### STATED GOAL
Will you transcribe all the entries word for word, skipping the pictures they hold?

(Extracted records)
## Start

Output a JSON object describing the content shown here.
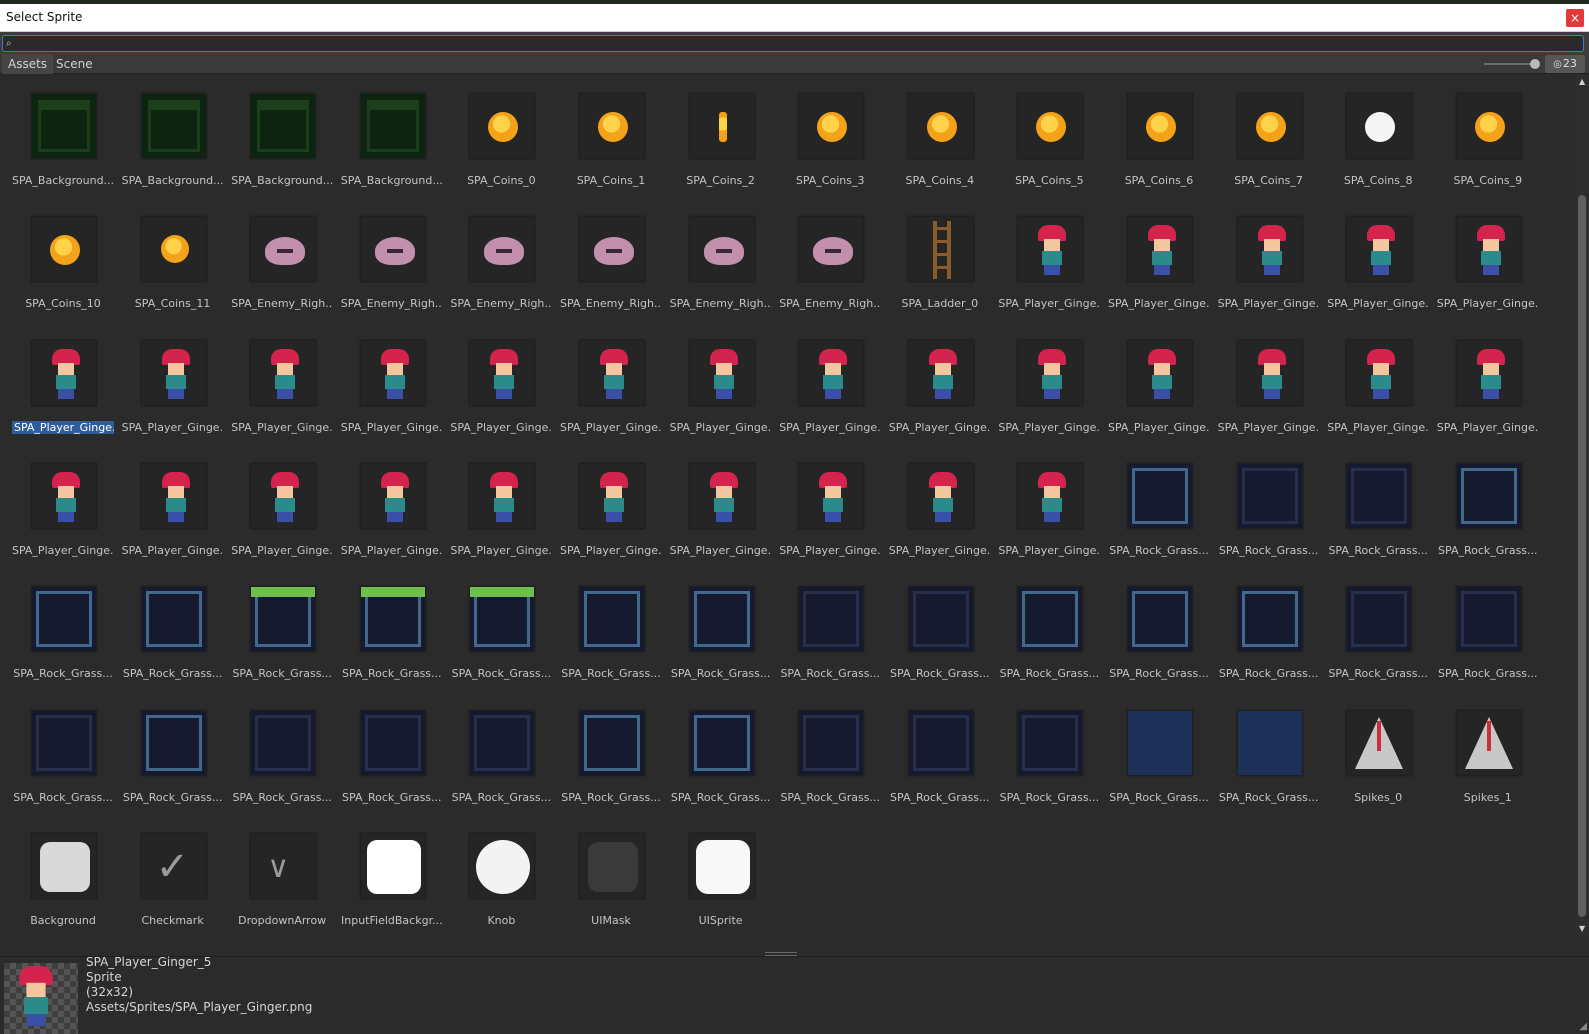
{
  "window": {
    "title": "Select Sprite",
    "close_glyph": "×"
  },
  "search": {
    "value": "",
    "placeholder": ""
  },
  "tabs": [
    {
      "label": "Assets",
      "active": true
    },
    {
      "label": "Scene",
      "active": false
    }
  ],
  "toolbar": {
    "hidden_count": "23"
  },
  "colors": {
    "selection": "#2f5d9a",
    "search_focus": "#3d7ad8",
    "close": "#e13a3a"
  },
  "items": [
    {
      "label": "SPA_Background...",
      "kind": "bg"
    },
    {
      "label": "SPA_Background...",
      "kind": "bg"
    },
    {
      "label": "SPA_Background...",
      "kind": "bg"
    },
    {
      "label": "SPA_Background...",
      "kind": "bg"
    },
    {
      "label": "SPA_Coins_0",
      "kind": "coin"
    },
    {
      "label": "SPA_Coins_1",
      "kind": "coin"
    },
    {
      "label": "SPA_Coins_2",
      "kind": "coin-thin"
    },
    {
      "label": "SPA_Coins_3",
      "kind": "coin"
    },
    {
      "label": "SPA_Coins_4",
      "kind": "coin"
    },
    {
      "label": "SPA_Coins_5",
      "kind": "coin"
    },
    {
      "label": "SPA_Coins_6",
      "kind": "coin"
    },
    {
      "label": "SPA_Coins_7",
      "kind": "coin"
    },
    {
      "label": "SPA_Coins_8",
      "kind": "coin-white"
    },
    {
      "label": "SPA_Coins_9",
      "kind": "coin"
    },
    {
      "label": "SPA_Coins_10",
      "kind": "coin"
    },
    {
      "label": "SPA_Coins_11",
      "kind": "coin-small"
    },
    {
      "label": "SPA_Enemy_Righ...",
      "kind": "enemy"
    },
    {
      "label": "SPA_Enemy_Righ...",
      "kind": "enemy"
    },
    {
      "label": "SPA_Enemy_Righ...",
      "kind": "enemy"
    },
    {
      "label": "SPA_Enemy_Righ...",
      "kind": "enemy"
    },
    {
      "label": "SPA_Enemy_Righ...",
      "kind": "enemy"
    },
    {
      "label": "SPA_Enemy_Righ...",
      "kind": "enemy"
    },
    {
      "label": "SPA_Ladder_0",
      "kind": "ladder"
    },
    {
      "label": "SPA_Player_Ginge...",
      "kind": "player"
    },
    {
      "label": "SPA_Player_Ginge...",
      "kind": "player"
    },
    {
      "label": "SPA_Player_Ginge...",
      "kind": "player"
    },
    {
      "label": "SPA_Player_Ginge...",
      "kind": "player"
    },
    {
      "label": "SPA_Player_Ginge...",
      "kind": "player"
    },
    {
      "label": "SPA_Player_Ginge...",
      "kind": "player",
      "selected": true
    },
    {
      "label": "SPA_Player_Ginge...",
      "kind": "player"
    },
    {
      "label": "SPA_Player_Ginge...",
      "kind": "player"
    },
    {
      "label": "SPA_Player_Ginge...",
      "kind": "player"
    },
    {
      "label": "SPA_Player_Ginge...",
      "kind": "player"
    },
    {
      "label": "SPA_Player_Ginge...",
      "kind": "player"
    },
    {
      "label": "SPA_Player_Ginge...",
      "kind": "player"
    },
    {
      "label": "SPA_Player_Ginge...",
      "kind": "player"
    },
    {
      "label": "SPA_Player_Ginge...",
      "kind": "player"
    },
    {
      "label": "SPA_Player_Ginge...",
      "kind": "player"
    },
    {
      "label": "SPA_Player_Ginge...",
      "kind": "player"
    },
    {
      "label": "SPA_Player_Ginge...",
      "kind": "player"
    },
    {
      "label": "SPA_Player_Ginge...",
      "kind": "player"
    },
    {
      "label": "SPA_Player_Ginge...",
      "kind": "player"
    },
    {
      "label": "SPA_Player_Ginge...",
      "kind": "player"
    },
    {
      "label": "SPA_Player_Ginge...",
      "kind": "player"
    },
    {
      "label": "SPA_Player_Ginge...",
      "kind": "player"
    },
    {
      "label": "SPA_Player_Ginge...",
      "kind": "player"
    },
    {
      "label": "SPA_Player_Ginge...",
      "kind": "player"
    },
    {
      "label": "SPA_Player_Ginge...",
      "kind": "player"
    },
    {
      "label": "SPA_Player_Ginge...",
      "kind": "player"
    },
    {
      "label": "SPA_Player_Ginge...",
      "kind": "player"
    },
    {
      "label": "SPA_Player_Ginge...",
      "kind": "player"
    },
    {
      "label": "SPA_Player_Ginge...",
      "kind": "player"
    },
    {
      "label": "SPA_Rock_Grass...",
      "kind": "rock"
    },
    {
      "label": "SPA_Rock_Grass...",
      "kind": "rock-dark"
    },
    {
      "label": "SPA_Rock_Grass...",
      "kind": "rock-dark"
    },
    {
      "label": "SPA_Rock_Grass...",
      "kind": "rock"
    },
    {
      "label": "SPA_Rock_Grass...",
      "kind": "rock"
    },
    {
      "label": "SPA_Rock_Grass...",
      "kind": "rock"
    },
    {
      "label": "SPA_Rock_Grass...",
      "kind": "rock-grass"
    },
    {
      "label": "SPA_Rock_Grass...",
      "kind": "rock-grass"
    },
    {
      "label": "SPA_Rock_Grass...",
      "kind": "rock-grass"
    },
    {
      "label": "SPA_Rock_Grass...",
      "kind": "rock"
    },
    {
      "label": "SPA_Rock_Grass...",
      "kind": "rock"
    },
    {
      "label": "SPA_Rock_Grass...",
      "kind": "rock-dark"
    },
    {
      "label": "SPA_Rock_Grass...",
      "kind": "rock-dark"
    },
    {
      "label": "SPA_Rock_Grass...",
      "kind": "rock"
    },
    {
      "label": "SPA_Rock_Grass...",
      "kind": "rock"
    },
    {
      "label": "SPA_Rock_Grass...",
      "kind": "rock"
    },
    {
      "label": "SPA_Rock_Grass...",
      "kind": "rock-dark"
    },
    {
      "label": "SPA_Rock_Grass...",
      "kind": "rock-dark"
    },
    {
      "label": "SPA_Rock_Grass...",
      "kind": "rock-dark"
    },
    {
      "label": "SPA_Rock_Grass...",
      "kind": "rock"
    },
    {
      "label": "SPA_Rock_Grass...",
      "kind": "rock-dark"
    },
    {
      "label": "SPA_Rock_Grass...",
      "kind": "rock-dark"
    },
    {
      "label": "SPA_Rock_Grass...",
      "kind": "rock-dark"
    },
    {
      "label": "SPA_Rock_Grass...",
      "kind": "rock"
    },
    {
      "label": "SPA_Rock_Grass...",
      "kind": "rock"
    },
    {
      "label": "SPA_Rock_Grass...",
      "kind": "rock-dark"
    },
    {
      "label": "SPA_Rock_Grass...",
      "kind": "rock-dark"
    },
    {
      "label": "SPA_Rock_Grass...",
      "kind": "rock-dark"
    },
    {
      "label": "SPA_Rock_Grass...",
      "kind": "rock-blue"
    },
    {
      "label": "SPA_Rock_Grass...",
      "kind": "rock-blue"
    },
    {
      "label": "Spikes_0",
      "kind": "spike"
    },
    {
      "label": "Spikes_1",
      "kind": "spike"
    },
    {
      "label": "Background",
      "kind": "ui-bg"
    },
    {
      "label": "Checkmark",
      "kind": "ui-check"
    },
    {
      "label": "DropdownArrow",
      "kind": "ui-arrow"
    },
    {
      "label": "InputFieldBackgr...",
      "kind": "ui-input"
    },
    {
      "label": "Knob",
      "kind": "ui-knob"
    },
    {
      "label": "UIMask",
      "kind": "ui-mask"
    },
    {
      "label": "UISprite",
      "kind": "ui-sprite"
    }
  ],
  "details": {
    "name": "SPA_Player_Ginger_5",
    "type": "Sprite",
    "size": "(32x32)",
    "path": "Assets/Sprites/SPA_Player_Ginger.png"
  },
  "icons": {
    "search": "search-icon",
    "eye": "eye-slash-icon",
    "close": "close-icon"
  }
}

## End

### CORRECT OUTPUT
Output a JSON object describing the content shown here.
{
  "window": {
    "title": "Select Sprite",
    "close_glyph": "×"
  },
  "search": {
    "value": "",
    "placeholder": ""
  },
  "tabs": [
    {
      "label": "Assets",
      "active": true
    },
    {
      "label": "Scene",
      "active": false
    }
  ],
  "toolbar": {
    "hidden_count": "23"
  },
  "colors": {
    "selection": "#2f5d9a",
    "search_focus": "#3d7ad8",
    "close": "#e13a3a"
  },
  "items": [
    {
      "label": "SPA_Background...",
      "kind": "bg"
    },
    {
      "label": "SPA_Background...",
      "kind": "bg"
    },
    {
      "label": "SPA_Background...",
      "kind": "bg"
    },
    {
      "label": "SPA_Background...",
      "kind": "bg"
    },
    {
      "label": "SPA_Coins_0",
      "kind": "coin"
    },
    {
      "label": "SPA_Coins_1",
      "kind": "coin"
    },
    {
      "label": "SPA_Coins_2",
      "kind": "coin-thin"
    },
    {
      "label": "SPA_Coins_3",
      "kind": "coin"
    },
    {
      "label": "SPA_Coins_4",
      "kind": "coin"
    },
    {
      "label": "SPA_Coins_5",
      "kind": "coin"
    },
    {
      "label": "SPA_Coins_6",
      "kind": "coin"
    },
    {
      "label": "SPA_Coins_7",
      "kind": "coin"
    },
    {
      "label": "SPA_Coins_8",
      "kind": "coin-white"
    },
    {
      "label": "SPA_Coins_9",
      "kind": "coin"
    },
    {
      "label": "SPA_Coins_10",
      "kind": "coin"
    },
    {
      "label": "SPA_Coins_11",
      "kind": "coin-small"
    },
    {
      "label": "SPA_Enemy_Righ...",
      "kind": "enemy"
    },
    {
      "label": "SPA_Enemy_Righ...",
      "kind": "enemy"
    },
    {
      "label": "SPA_Enemy_Righ...",
      "kind": "enemy"
    },
    {
      "label": "SPA_Enemy_Righ...",
      "kind": "enemy"
    },
    {
      "label": "SPA_Enemy_Righ...",
      "kind": "enemy"
    },
    {
      "label": "SPA_Enemy_Righ...",
      "kind": "enemy"
    },
    {
      "label": "SPA_Ladder_0",
      "kind": "ladder"
    },
    {
      "label": "SPA_Player_Ginge...",
      "kind": "player"
    },
    {
      "label": "SPA_Player_Ginge...",
      "kind": "player"
    },
    {
      "label": "SPA_Player_Ginge...",
      "kind": "player"
    },
    {
      "label": "SPA_Player_Ginge...",
      "kind": "player"
    },
    {
      "label": "SPA_Player_Ginge...",
      "kind": "player"
    },
    {
      "label": "SPA_Player_Ginge...",
      "kind": "player",
      "selected": true
    },
    {
      "label": "SPA_Player_Ginge...",
      "kind": "player"
    },
    {
      "label": "SPA_Player_Ginge...",
      "kind": "player"
    },
    {
      "label": "SPA_Player_Ginge...",
      "kind": "player"
    },
    {
      "label": "SPA_Player_Ginge...",
      "kind": "player"
    },
    {
      "label": "SPA_Player_Ginge...",
      "kind": "player"
    },
    {
      "label": "SPA_Player_Ginge...",
      "kind": "player"
    },
    {
      "label": "SPA_Player_Ginge...",
      "kind": "player"
    },
    {
      "label": "SPA_Player_Ginge...",
      "kind": "player"
    },
    {
      "label": "SPA_Player_Ginge...",
      "kind": "player"
    },
    {
      "label": "SPA_Player_Ginge...",
      "kind": "player"
    },
    {
      "label": "SPA_Player_Ginge...",
      "kind": "player"
    },
    {
      "label": "SPA_Player_Ginge...",
      "kind": "player"
    },
    {
      "label": "SPA_Player_Ginge...",
      "kind": "player"
    },
    {
      "label": "SPA_Player_Ginge...",
      "kind": "player"
    },
    {
      "label": "SPA_Player_Ginge...",
      "kind": "player"
    },
    {
      "label": "SPA_Player_Ginge...",
      "kind": "player"
    },
    {
      "label": "SPA_Player_Ginge...",
      "kind": "player"
    },
    {
      "label": "SPA_Player_Ginge...",
      "kind": "player"
    },
    {
      "label": "SPA_Player_Ginge...",
      "kind": "player"
    },
    {
      "label": "SPA_Player_Ginge...",
      "kind": "player"
    },
    {
      "label": "SPA_Player_Ginge...",
      "kind": "player"
    },
    {
      "label": "SPA_Player_Ginge...",
      "kind": "player"
    },
    {
      "label": "SPA_Player_Ginge...",
      "kind": "player"
    },
    {
      "label": "SPA_Rock_Grass...",
      "kind": "rock"
    },
    {
      "label": "SPA_Rock_Grass...",
      "kind": "rock-dark"
    },
    {
      "label": "SPA_Rock_Grass...",
      "kind": "rock-dark"
    },
    {
      "label": "SPA_Rock_Grass...",
      "kind": "rock"
    },
    {
      "label": "SPA_Rock_Grass...",
      "kind": "rock"
    },
    {
      "label": "SPA_Rock_Grass...",
      "kind": "rock"
    },
    {
      "label": "SPA_Rock_Grass...",
      "kind": "rock-grass"
    },
    {
      "label": "SPA_Rock_Grass...",
      "kind": "rock-grass"
    },
    {
      "label": "SPA_Rock_Grass...",
      "kind": "rock-grass"
    },
    {
      "label": "SPA_Rock_Grass...",
      "kind": "rock"
    },
    {
      "label": "SPA_Rock_Grass...",
      "kind": "rock"
    },
    {
      "label": "SPA_Rock_Grass...",
      "kind": "rock-dark"
    },
    {
      "label": "SPA_Rock_Grass...",
      "kind": "rock-dark"
    },
    {
      "label": "SPA_Rock_Grass...",
      "kind": "rock"
    },
    {
      "label": "SPA_Rock_Grass...",
      "kind": "rock"
    },
    {
      "label": "SPA_Rock_Grass...",
      "kind": "rock"
    },
    {
      "label": "SPA_Rock_Grass...",
      "kind": "rock-dark"
    },
    {
      "label": "SPA_Rock_Grass...",
      "kind": "rock-dark"
    },
    {
      "label": "SPA_Rock_Grass...",
      "kind": "rock-dark"
    },
    {
      "label": "SPA_Rock_Grass...",
      "kind": "rock"
    },
    {
      "label": "SPA_Rock_Grass...",
      "kind": "rock-dark"
    },
    {
      "label": "SPA_Rock_Grass...",
      "kind": "rock-dark"
    },
    {
      "label": "SPA_Rock_Grass...",
      "kind": "rock-dark"
    },
    {
      "label": "SPA_Rock_Grass...",
      "kind": "rock"
    },
    {
      "label": "SPA_Rock_Grass...",
      "kind": "rock"
    },
    {
      "label": "SPA_Rock_Grass...",
      "kind": "rock-dark"
    },
    {
      "label": "SPA_Rock_Grass...",
      "kind": "rock-dark"
    },
    {
      "label": "SPA_Rock_Grass...",
      "kind": "rock-dark"
    },
    {
      "label": "SPA_Rock_Grass...",
      "kind": "rock-blue"
    },
    {
      "label": "SPA_Rock_Grass...",
      "kind": "rock-blue"
    },
    {
      "label": "Spikes_0",
      "kind": "spike"
    },
    {
      "label": "Spikes_1",
      "kind": "spike"
    },
    {
      "label": "Background",
      "kind": "ui-bg"
    },
    {
      "label": "Checkmark",
      "kind": "ui-check"
    },
    {
      "label": "DropdownArrow",
      "kind": "ui-arrow"
    },
    {
      "label": "InputFieldBackgr...",
      "kind": "ui-input"
    },
    {
      "label": "Knob",
      "kind": "ui-knob"
    },
    {
      "label": "UIMask",
      "kind": "ui-mask"
    },
    {
      "label": "UISprite",
      "kind": "ui-sprite"
    }
  ],
  "details": {
    "name": "SPA_Player_Ginger_5",
    "type": "Sprite",
    "size": "(32x32)",
    "path": "Assets/Sprites/SPA_Player_Ginger.png"
  },
  "icons": {
    "search": "search-icon",
    "eye": "eye-slash-icon",
    "close": "close-icon"
  }
}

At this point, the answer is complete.